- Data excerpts
★ ★ ★ ★

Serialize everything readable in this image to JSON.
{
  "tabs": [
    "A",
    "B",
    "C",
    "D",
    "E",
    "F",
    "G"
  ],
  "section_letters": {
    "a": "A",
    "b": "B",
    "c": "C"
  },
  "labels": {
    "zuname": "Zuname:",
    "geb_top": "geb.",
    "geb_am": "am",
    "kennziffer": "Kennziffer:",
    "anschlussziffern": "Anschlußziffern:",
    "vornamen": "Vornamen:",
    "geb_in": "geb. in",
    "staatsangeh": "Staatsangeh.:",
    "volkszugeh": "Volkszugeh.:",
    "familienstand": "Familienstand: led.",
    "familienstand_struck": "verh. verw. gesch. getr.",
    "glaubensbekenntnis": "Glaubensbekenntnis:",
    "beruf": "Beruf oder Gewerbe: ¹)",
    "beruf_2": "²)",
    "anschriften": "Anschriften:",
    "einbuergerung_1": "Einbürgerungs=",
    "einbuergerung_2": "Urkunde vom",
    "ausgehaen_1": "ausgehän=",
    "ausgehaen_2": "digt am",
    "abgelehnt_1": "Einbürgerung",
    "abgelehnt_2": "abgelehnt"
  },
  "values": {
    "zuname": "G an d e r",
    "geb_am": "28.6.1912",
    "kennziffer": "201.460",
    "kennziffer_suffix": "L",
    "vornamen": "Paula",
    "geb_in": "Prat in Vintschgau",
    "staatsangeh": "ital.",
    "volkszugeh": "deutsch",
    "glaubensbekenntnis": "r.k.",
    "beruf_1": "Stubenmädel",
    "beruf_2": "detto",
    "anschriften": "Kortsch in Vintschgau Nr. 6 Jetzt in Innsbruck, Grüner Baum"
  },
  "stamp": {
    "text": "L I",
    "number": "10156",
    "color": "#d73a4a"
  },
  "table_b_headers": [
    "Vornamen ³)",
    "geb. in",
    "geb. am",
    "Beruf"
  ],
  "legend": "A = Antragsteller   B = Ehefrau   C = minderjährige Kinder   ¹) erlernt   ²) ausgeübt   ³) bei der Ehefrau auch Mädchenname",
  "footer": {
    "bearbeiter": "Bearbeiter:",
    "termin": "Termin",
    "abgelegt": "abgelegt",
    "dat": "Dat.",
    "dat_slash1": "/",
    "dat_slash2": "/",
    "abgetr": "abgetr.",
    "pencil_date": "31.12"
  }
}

★ ★ ★ ★

- WRITTEN TASK
Check each line of the entries for the string "glaubensbekenntnis". Copy the lines that have it.

- COMPLETED TASK
    "glaubensbekenntnis": "Glaubensbekenntnis:",
    "glaubensbekenntnis": "r.k.",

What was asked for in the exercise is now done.